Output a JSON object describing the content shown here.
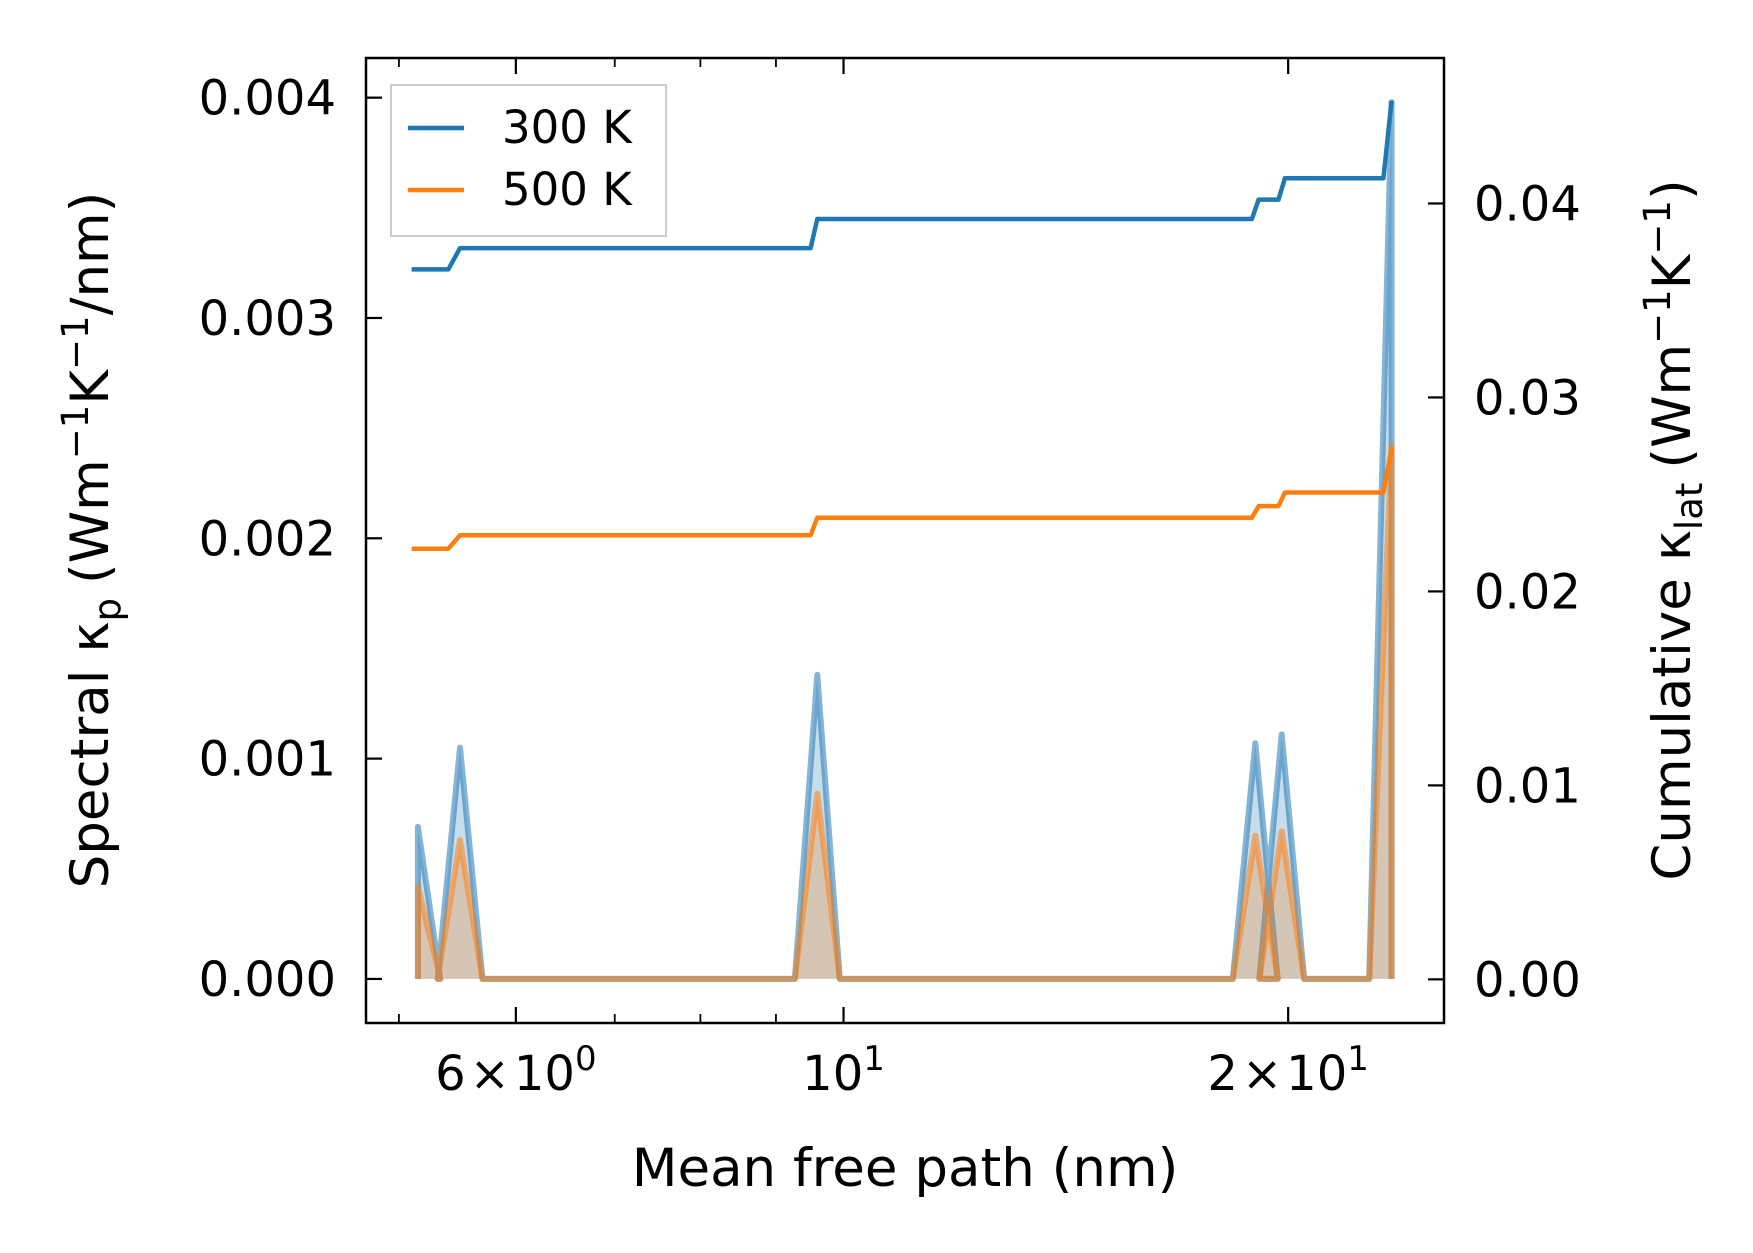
{
  "chart_data": {
    "type": "line",
    "xlabel": "Mean free path (nm)",
    "ylabel_left": {
      "text": "Spectral κ",
      "sub": "p",
      "unit_pre": "(Wm",
      "sup1": "−1",
      "k": "K",
      "sup2": "−1",
      "unit_post": "/nm)"
    },
    "ylabel_right": {
      "text": "Cumulative κ",
      "sub": "lat",
      "unit_pre": "(Wm",
      "sup1": "−1",
      "k": "K",
      "sup2": "−1",
      "unit_post": ")"
    },
    "xscale": "log",
    "xlim": [
      4.75,
      25.5
    ],
    "ylim_left": [
      -0.0002,
      0.00418
    ],
    "ylim_right": [
      -0.00225,
      0.0475
    ],
    "x_ticks": [
      {
        "value": 6,
        "base": "6",
        "times": "×",
        "mant": "10",
        "exp": "0"
      },
      {
        "value": 10,
        "base": "",
        "times": "",
        "mant": "10",
        "exp": "1"
      },
      {
        "value": 20,
        "base": "2",
        "times": "×",
        "mant": "10",
        "exp": "1"
      }
    ],
    "x_minor_ticks": [
      5,
      7,
      8,
      9
    ],
    "y_left_ticks": [
      "0.000",
      "0.001",
      "0.002",
      "0.003",
      "0.004"
    ],
    "y_left_tick_values": [
      0,
      0.001,
      0.002,
      0.003,
      0.004
    ],
    "y_right_ticks": [
      "0.00",
      "0.01",
      "0.02",
      "0.03",
      "0.04"
    ],
    "y_right_tick_values": [
      0,
      0.01,
      0.02,
      0.03,
      0.04
    ],
    "legend": {
      "position": "top-left",
      "entries": [
        {
          "label": "300 K",
          "color": "#1f77b4"
        },
        {
          "label": "500 K",
          "color": "#ff7f0e"
        }
      ]
    },
    "series_cumulative": [
      {
        "name": "300 K",
        "color": "#1f77b4",
        "x": [
          5.1,
          5.4,
          5.5,
          9.5,
          9.6,
          18.9,
          19.1,
          19.7,
          19.9,
          23.2,
          23.5
        ],
        "y": [
          0.0366,
          0.0366,
          0.0377,
          0.0377,
          0.0392,
          0.0392,
          0.0402,
          0.0402,
          0.0413,
          0.0413,
          0.0453
        ]
      },
      {
        "name": "500 K",
        "color": "#ff7f0e",
        "x": [
          5.1,
          5.4,
          5.5,
          9.5,
          9.6,
          18.9,
          19.1,
          19.7,
          19.9,
          23.2,
          23.5
        ],
        "y": [
          0.0222,
          0.0222,
          0.0229,
          0.0229,
          0.0238,
          0.0238,
          0.0244,
          0.0244,
          0.0251,
          0.0251,
          0.0274
        ]
      }
    ],
    "series_spectral": [
      {
        "name": "300 K",
        "color": "#1f77b4",
        "opacity": 0.55,
        "peaks": [
          {
            "x": 5.15,
            "y": 0.00069
          },
          {
            "x": 5.5,
            "y": 0.00105
          },
          {
            "x": 9.6,
            "y": 0.00138
          },
          {
            "x": 19.0,
            "y": 0.00107
          },
          {
            "x": 19.8,
            "y": 0.00111
          },
          {
            "x": 23.5,
            "y": 0.00398
          }
        ]
      },
      {
        "name": "500 K",
        "color": "#ff7f0e",
        "opacity": 0.55,
        "peaks": [
          {
            "x": 5.15,
            "y": 0.00042
          },
          {
            "x": 5.5,
            "y": 0.00063
          },
          {
            "x": 9.6,
            "y": 0.00084
          },
          {
            "x": 19.0,
            "y": 0.00065
          },
          {
            "x": 19.8,
            "y": 0.00067
          },
          {
            "x": 23.5,
            "y": 0.00242
          }
        ]
      }
    ]
  }
}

* **Your instructions**
Reproduce the records verbatim, omitting all images they contain.

* **Solution for this task**
Output a JSON object describing the content shown here.
{
  "chart_data": {
    "type": "line",
    "xlabel": "Mean free path (nm)",
    "ylabel_left": {
      "text": "Spectral κ",
      "sub": "p",
      "unit_pre": "(Wm",
      "sup1": "−1",
      "k": "K",
      "sup2": "−1",
      "unit_post": "/nm)"
    },
    "ylabel_right": {
      "text": "Cumulative κ",
      "sub": "lat",
      "unit_pre": "(Wm",
      "sup1": "−1",
      "k": "K",
      "sup2": "−1",
      "unit_post": ")"
    },
    "xscale": "log",
    "xlim": [
      4.75,
      25.5
    ],
    "ylim_left": [
      -0.0002,
      0.00418
    ],
    "ylim_right": [
      -0.00225,
      0.0475
    ],
    "x_ticks": [
      {
        "value": 6,
        "base": "6",
        "times": "×",
        "mant": "10",
        "exp": "0"
      },
      {
        "value": 10,
        "base": "",
        "times": "",
        "mant": "10",
        "exp": "1"
      },
      {
        "value": 20,
        "base": "2",
        "times": "×",
        "mant": "10",
        "exp": "1"
      }
    ],
    "x_minor_ticks": [
      5,
      7,
      8,
      9
    ],
    "y_left_ticks": [
      "0.000",
      "0.001",
      "0.002",
      "0.003",
      "0.004"
    ],
    "y_left_tick_values": [
      0,
      0.001,
      0.002,
      0.003,
      0.004
    ],
    "y_right_ticks": [
      "0.00",
      "0.01",
      "0.02",
      "0.03",
      "0.04"
    ],
    "y_right_tick_values": [
      0,
      0.01,
      0.02,
      0.03,
      0.04
    ],
    "legend": {
      "position": "top-left",
      "entries": [
        {
          "label": "300 K",
          "color": "#1f77b4"
        },
        {
          "label": "500 K",
          "color": "#ff7f0e"
        }
      ]
    },
    "series_cumulative": [
      {
        "name": "300 K",
        "color": "#1f77b4",
        "x": [
          5.1,
          5.4,
          5.5,
          9.5,
          9.6,
          18.9,
          19.1,
          19.7,
          19.9,
          23.2,
          23.5
        ],
        "y": [
          0.0366,
          0.0366,
          0.0377,
          0.0377,
          0.0392,
          0.0392,
          0.0402,
          0.0402,
          0.0413,
          0.0413,
          0.0453
        ]
      },
      {
        "name": "500 K",
        "color": "#ff7f0e",
        "x": [
          5.1,
          5.4,
          5.5,
          9.5,
          9.6,
          18.9,
          19.1,
          19.7,
          19.9,
          23.2,
          23.5
        ],
        "y": [
          0.0222,
          0.0222,
          0.0229,
          0.0229,
          0.0238,
          0.0238,
          0.0244,
          0.0244,
          0.0251,
          0.0251,
          0.0274
        ]
      }
    ],
    "series_spectral": [
      {
        "name": "300 K",
        "color": "#1f77b4",
        "opacity": 0.55,
        "peaks": [
          {
            "x": 5.15,
            "y": 0.00069
          },
          {
            "x": 5.5,
            "y": 0.00105
          },
          {
            "x": 9.6,
            "y": 0.00138
          },
          {
            "x": 19.0,
            "y": 0.00107
          },
          {
            "x": 19.8,
            "y": 0.00111
          },
          {
            "x": 23.5,
            "y": 0.00398
          }
        ]
      },
      {
        "name": "500 K",
        "color": "#ff7f0e",
        "opacity": 0.55,
        "peaks": [
          {
            "x": 5.15,
            "y": 0.00042
          },
          {
            "x": 5.5,
            "y": 0.00063
          },
          {
            "x": 9.6,
            "y": 0.00084
          },
          {
            "x": 19.0,
            "y": 0.00065
          },
          {
            "x": 19.8,
            "y": 0.00067
          },
          {
            "x": 23.5,
            "y": 0.00242
          }
        ]
      }
    ]
  }
}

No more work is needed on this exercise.